WHAT IS ASKED: All lines holding the string "stiflers" are to be shown.

INFORMATION PROVIDED:
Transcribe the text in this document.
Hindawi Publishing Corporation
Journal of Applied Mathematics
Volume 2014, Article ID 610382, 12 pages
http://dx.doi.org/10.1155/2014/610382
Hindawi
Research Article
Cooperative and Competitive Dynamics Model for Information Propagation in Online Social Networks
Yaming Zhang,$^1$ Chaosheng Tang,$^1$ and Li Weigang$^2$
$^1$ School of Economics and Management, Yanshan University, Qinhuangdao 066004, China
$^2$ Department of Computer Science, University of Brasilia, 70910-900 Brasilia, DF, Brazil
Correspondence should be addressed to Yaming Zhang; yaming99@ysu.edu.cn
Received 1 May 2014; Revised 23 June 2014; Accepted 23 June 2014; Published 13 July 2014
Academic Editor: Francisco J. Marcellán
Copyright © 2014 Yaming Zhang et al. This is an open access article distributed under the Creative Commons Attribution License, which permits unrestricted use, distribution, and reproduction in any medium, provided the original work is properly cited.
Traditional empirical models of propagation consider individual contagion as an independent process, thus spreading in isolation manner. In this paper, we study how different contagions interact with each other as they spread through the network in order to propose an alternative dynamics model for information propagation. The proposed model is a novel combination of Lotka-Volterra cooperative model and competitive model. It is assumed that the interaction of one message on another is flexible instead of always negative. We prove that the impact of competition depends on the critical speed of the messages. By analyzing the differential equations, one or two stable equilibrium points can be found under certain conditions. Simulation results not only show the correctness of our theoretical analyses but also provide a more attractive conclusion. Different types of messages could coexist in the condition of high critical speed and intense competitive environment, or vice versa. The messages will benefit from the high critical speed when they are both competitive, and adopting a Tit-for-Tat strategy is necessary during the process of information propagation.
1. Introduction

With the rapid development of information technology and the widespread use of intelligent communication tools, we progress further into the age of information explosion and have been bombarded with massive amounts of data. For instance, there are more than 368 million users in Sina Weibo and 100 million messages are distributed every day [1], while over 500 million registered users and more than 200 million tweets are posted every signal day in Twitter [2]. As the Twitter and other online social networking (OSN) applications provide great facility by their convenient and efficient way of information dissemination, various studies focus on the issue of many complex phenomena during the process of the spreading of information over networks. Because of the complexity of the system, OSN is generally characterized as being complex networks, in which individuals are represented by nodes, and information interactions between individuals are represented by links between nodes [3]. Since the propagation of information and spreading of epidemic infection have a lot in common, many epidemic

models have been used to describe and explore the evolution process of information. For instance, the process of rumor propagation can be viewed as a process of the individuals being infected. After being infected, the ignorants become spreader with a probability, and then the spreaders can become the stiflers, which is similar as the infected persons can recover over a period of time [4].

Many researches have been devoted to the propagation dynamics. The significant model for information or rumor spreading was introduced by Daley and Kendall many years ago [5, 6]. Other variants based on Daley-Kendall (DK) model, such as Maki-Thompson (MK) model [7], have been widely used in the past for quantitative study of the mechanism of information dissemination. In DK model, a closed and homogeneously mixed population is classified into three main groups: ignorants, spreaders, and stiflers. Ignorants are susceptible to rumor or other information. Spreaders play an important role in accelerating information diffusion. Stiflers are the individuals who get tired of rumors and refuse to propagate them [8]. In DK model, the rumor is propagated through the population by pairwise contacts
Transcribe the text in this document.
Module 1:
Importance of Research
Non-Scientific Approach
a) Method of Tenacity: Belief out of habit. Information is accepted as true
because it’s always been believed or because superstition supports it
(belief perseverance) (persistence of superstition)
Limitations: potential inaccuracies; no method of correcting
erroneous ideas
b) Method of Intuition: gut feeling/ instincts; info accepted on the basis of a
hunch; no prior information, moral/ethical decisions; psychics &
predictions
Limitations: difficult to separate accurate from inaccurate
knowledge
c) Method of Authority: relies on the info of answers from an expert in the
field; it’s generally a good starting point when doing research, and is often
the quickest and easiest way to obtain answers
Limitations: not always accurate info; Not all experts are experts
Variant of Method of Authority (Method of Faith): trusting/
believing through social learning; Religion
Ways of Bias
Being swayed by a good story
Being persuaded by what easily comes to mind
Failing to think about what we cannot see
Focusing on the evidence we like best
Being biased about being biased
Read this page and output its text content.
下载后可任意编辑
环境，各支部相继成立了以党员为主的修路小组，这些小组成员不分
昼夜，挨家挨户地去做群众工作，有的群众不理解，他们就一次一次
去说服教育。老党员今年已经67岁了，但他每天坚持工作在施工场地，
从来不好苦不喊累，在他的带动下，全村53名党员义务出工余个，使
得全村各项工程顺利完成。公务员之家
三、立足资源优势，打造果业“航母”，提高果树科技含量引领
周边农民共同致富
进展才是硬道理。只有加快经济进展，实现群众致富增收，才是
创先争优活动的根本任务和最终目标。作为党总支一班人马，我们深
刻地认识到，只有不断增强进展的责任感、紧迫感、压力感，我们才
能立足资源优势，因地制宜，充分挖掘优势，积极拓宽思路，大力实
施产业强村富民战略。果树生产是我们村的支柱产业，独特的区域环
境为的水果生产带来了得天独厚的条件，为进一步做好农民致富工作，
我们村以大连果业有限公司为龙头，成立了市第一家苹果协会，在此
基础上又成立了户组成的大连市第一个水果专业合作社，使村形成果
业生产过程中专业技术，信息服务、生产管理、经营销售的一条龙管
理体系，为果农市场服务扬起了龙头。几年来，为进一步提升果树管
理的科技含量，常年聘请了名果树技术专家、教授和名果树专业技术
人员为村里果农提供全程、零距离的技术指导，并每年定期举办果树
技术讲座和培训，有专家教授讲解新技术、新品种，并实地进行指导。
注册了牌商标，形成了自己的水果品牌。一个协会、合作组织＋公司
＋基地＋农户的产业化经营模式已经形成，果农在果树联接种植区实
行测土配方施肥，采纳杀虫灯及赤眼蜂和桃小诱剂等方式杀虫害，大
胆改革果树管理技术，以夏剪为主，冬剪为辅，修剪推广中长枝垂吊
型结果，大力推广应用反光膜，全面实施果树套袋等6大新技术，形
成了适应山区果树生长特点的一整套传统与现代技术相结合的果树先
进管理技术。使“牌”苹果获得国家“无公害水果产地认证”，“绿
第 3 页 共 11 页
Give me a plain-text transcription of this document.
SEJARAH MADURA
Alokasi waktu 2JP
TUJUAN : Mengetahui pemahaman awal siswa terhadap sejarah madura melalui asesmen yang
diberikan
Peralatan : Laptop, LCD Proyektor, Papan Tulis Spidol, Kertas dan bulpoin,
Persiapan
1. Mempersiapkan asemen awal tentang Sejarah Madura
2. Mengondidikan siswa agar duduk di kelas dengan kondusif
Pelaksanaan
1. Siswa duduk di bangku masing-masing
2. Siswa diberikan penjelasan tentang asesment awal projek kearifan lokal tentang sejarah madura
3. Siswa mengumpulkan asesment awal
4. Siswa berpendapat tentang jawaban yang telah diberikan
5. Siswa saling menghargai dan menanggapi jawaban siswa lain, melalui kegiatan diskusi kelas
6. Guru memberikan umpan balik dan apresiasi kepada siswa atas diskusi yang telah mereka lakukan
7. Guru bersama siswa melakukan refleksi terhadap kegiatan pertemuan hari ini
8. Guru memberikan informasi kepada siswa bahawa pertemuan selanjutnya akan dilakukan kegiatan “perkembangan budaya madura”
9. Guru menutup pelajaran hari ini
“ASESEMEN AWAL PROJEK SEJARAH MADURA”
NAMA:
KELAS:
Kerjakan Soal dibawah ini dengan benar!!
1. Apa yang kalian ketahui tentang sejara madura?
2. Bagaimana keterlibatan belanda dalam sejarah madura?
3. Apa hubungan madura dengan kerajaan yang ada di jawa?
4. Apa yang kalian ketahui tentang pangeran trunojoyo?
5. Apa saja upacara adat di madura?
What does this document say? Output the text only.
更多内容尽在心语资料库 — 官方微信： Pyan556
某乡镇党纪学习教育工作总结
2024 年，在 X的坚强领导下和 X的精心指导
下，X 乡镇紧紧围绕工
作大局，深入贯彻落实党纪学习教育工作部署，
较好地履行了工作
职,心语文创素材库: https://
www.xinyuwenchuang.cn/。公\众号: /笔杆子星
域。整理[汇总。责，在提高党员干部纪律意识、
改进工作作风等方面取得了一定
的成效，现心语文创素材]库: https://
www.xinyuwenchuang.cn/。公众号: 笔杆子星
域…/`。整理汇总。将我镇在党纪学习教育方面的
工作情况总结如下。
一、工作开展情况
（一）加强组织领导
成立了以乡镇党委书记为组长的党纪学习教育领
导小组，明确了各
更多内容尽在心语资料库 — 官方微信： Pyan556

SOLUTION TO THIS PROBLEM:
models have been used to describe and explore the evolution process of information. For instance, the process of rumor propagation can be viewed as a process of the individuals being infected. After being infected, the ignorants become spreader with a probability, and then the spreaders can become the stiflers, which is similar as the infected persons can recover over a period of time [4].
Many researches have been devoted to the propagation dynamics. The significant model for information or rumor spreading was introduced by Daley and Kendall many years ago [5, 6]. Other variants based on Daley-Kendall (DK) model, such as Maki-Thompson (MK) model [7], have been widely used in the past for quantitative study of the mechanism of information dissemination. In DK model, a closed and homogeneously mixed population is classified into three main groups: ignorants, spreaders, and stiflers. Ignorants are susceptible to rumor or other information. Spreaders play an important role in accelerating information diffusion. Stiflers are the individuals who get tired of rumors and refuse to propagate them [8]. In DK model, the rumor is propagated through the population by pairwise contacts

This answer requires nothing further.